**EXERCISE BRIEF**
Output each entry exactly; skip nothing.

Data excerpts
..............................
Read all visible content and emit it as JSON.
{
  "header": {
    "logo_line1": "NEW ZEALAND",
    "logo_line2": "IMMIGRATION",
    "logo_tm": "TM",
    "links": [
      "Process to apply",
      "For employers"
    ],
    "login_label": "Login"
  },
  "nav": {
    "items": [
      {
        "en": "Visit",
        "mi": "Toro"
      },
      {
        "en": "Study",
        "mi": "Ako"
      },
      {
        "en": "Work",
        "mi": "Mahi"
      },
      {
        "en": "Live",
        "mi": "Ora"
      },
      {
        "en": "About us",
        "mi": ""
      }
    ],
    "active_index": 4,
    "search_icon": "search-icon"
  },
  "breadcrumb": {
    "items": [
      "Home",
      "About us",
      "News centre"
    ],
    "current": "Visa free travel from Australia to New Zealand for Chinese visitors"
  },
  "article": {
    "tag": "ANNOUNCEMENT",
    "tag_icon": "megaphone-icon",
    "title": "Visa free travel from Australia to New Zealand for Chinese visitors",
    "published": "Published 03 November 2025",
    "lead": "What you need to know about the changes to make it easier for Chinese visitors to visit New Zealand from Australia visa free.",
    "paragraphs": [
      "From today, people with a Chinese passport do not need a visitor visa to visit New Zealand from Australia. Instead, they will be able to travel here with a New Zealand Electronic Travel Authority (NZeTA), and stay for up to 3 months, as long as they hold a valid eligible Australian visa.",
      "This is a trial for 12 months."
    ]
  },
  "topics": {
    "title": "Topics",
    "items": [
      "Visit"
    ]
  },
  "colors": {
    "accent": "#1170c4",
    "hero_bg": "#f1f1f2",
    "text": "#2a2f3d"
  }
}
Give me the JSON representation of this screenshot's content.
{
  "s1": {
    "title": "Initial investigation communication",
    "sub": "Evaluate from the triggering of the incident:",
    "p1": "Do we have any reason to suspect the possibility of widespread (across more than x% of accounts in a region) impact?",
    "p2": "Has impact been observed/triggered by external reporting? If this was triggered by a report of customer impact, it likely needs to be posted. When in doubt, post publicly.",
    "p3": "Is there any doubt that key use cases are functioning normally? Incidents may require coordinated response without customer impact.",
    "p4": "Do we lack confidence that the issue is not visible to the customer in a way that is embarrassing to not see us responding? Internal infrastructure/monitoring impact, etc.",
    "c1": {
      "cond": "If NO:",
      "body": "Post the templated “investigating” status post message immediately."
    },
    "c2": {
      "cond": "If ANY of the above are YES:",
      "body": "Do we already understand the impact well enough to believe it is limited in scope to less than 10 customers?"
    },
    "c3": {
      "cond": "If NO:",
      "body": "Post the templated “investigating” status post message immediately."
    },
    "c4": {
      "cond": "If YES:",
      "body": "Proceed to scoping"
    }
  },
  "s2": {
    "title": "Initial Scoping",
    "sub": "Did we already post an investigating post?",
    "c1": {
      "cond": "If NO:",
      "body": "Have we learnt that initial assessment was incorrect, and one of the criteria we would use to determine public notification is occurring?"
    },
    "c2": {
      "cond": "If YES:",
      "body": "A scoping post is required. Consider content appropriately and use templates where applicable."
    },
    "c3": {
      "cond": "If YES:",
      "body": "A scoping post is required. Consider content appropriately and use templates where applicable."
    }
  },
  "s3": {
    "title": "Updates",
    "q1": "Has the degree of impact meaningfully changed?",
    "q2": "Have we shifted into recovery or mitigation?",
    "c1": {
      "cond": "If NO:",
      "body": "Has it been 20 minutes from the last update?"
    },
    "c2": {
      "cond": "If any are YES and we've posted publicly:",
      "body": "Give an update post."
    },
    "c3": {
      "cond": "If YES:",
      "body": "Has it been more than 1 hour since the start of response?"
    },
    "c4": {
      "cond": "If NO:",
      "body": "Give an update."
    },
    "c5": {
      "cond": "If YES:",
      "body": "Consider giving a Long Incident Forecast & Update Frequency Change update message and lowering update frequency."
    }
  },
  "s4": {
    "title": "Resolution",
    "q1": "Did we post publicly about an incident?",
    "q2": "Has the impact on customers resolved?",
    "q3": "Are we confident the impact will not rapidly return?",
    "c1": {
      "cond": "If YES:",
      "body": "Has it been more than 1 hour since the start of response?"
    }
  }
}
..............................
**PROBLEM SOLUTION**
Read all visible content and emit it as JSON.
{
  "header": {
    "logo_line1": "NEW ZEALAND",
    "logo_line2": "IMMIGRATION",
    "logo_tm": "TM",
    "links": [
      "Process to apply",
      "For employers"
    ],
    "login_label": "Login"
  },
  "nav": {
    "items": [
      {
        "en": "Visit",
        "mi": "Toro"
      },
      {
        "en": "Study",
        "mi": "Ako"
      },
      {
        "en": "Work",
        "mi": "Mahi"
      },
      {
        "en": "Live",
        "mi": "Ora"
      },
      {
        "en": "About us",
        "mi": ""
      }
    ],
    "active_index": 4,
    "search_icon": "search-icon"
  },
  "breadcrumb": {
    "items": [
      "Home",
      "About us",
      "News centre"
    ],
    "current": "Visa free travel from Australia to New Zealand for Chinese visitors"
  },
  "article": {
    "tag": "ANNOUNCEMENT",
    "tag_icon": "megaphone-icon",
    "title": "Visa free travel from Australia to New Zealand for Chinese visitors",
    "published": "Published 03 November 2025",
    "lead": "What you need to know about the changes to make it easier for Chinese visitors to visit New Zealand from Australia visa free.",
    "paragraphs": [
      "From today, people with a Chinese passport do not need a visitor visa to visit New Zealand from Australia. Instead, they will be able to travel here with a New Zealand Electronic Travel Authority (NZeTA), and stay for up to 3 months, as long as they hold a valid eligible Australian visa.",
      "This is a trial for 12 months."
    ]
  },
  "topics": {
    "title": "Topics",
    "items": [
      "Visit"
    ]
  },
  "colors": {
    "accent": "#1170c4",
    "hero_bg": "#f1f1f2",
    "text": "#2a2f3d"
  }
}
Give me the JSON representation of this screenshot's content.
{
  "s1": {
    "title": "Initial investigation communication",
    "sub": "Evaluate from the triggering of the incident:",
    "p1": "Do we have any reason to suspect the possibility of widespread (across more than x% of accounts in a region) impact?",
    "p2": "Has impact been observed/triggered by external reporting? If this was triggered by a report of customer impact, it likely needs to be posted. When in doubt, post publicly.",
    "p3": "Is there any doubt that key use cases are functioning normally? Incidents may require coordinated response without customer impact.",
    "p4": "Do we lack confidence that the issue is not visible to the customer in a way that is embarrassing to not see us responding? Internal infrastructure/monitoring impact, etc.",
    "c1": {
      "cond": "If NO:",
      "body": "Post the templated “investigating” status post message immediately."
    },
    "c2": {
      "cond": "If ANY of the above are YES:",
      "body": "Do we already understand the impact well enough to believe it is limited in scope to less than 10 customers?"
    },
    "c3": {
      "cond": "If NO:",
      "body": "Post the templated “investigating” status post message immediately."
    },
    "c4": {
      "cond": "If YES:",
      "body": "Proceed to scoping"
    }
  },
  "s2": {
    "title": "Initial Scoping",
    "sub": "Did we already post an investigating post?",
    "c1": {
      "cond": "If NO:",
      "body": "Have we learnt that initial assessment was incorrect, and one of the criteria we would use to determine public notification is occurring?"
    },
    "c2": {
      "cond": "If YES:",
      "body": "A scoping post is required. Consider content appropriately and use templates where applicable."
    },
    "c3": {
      "cond": "If YES:",
      "body": "A scoping post is required. Consider content appropriately and use templates where applicable."
    }
  },
  "s3": {
    "title": "Updates",
    "q1": "Has the degree of impact meaningfully changed?",
    "q2": "Have we shifted into recovery or mitigation?",
    "c1": {
      "cond": "If NO:",
      "body": "Has it been 20 minutes from the last update?"
    },
    "c2": {
      "cond": "If any are YES and we've posted publicly:",
      "body": "Give an update post."
    },
    "c3": {
      "cond": "If YES:",
      "body": "Has it been more than 1 hour since the start of response?"
    },
    "c4": {
      "cond": "If NO:",
      "body": "Give an update."
    },
    "c5": {
      "cond": "If YES:",
      "body": "Consider giving a Long Incident Forecast & Update Frequency Change update message and lowering update frequency."
    }
  },
  "s4": {
    "title": "Resolution",
    "q1": "Did we post publicly about an incident?",
    "q2": "Has the impact on customers resolved?",
    "q3": "Are we confident the impact will not rapidly return?",
    "c1": {
      "cond": "If YES:",
      "body": "Has it been more than 1 hour since the start of response?"
    }
  }
}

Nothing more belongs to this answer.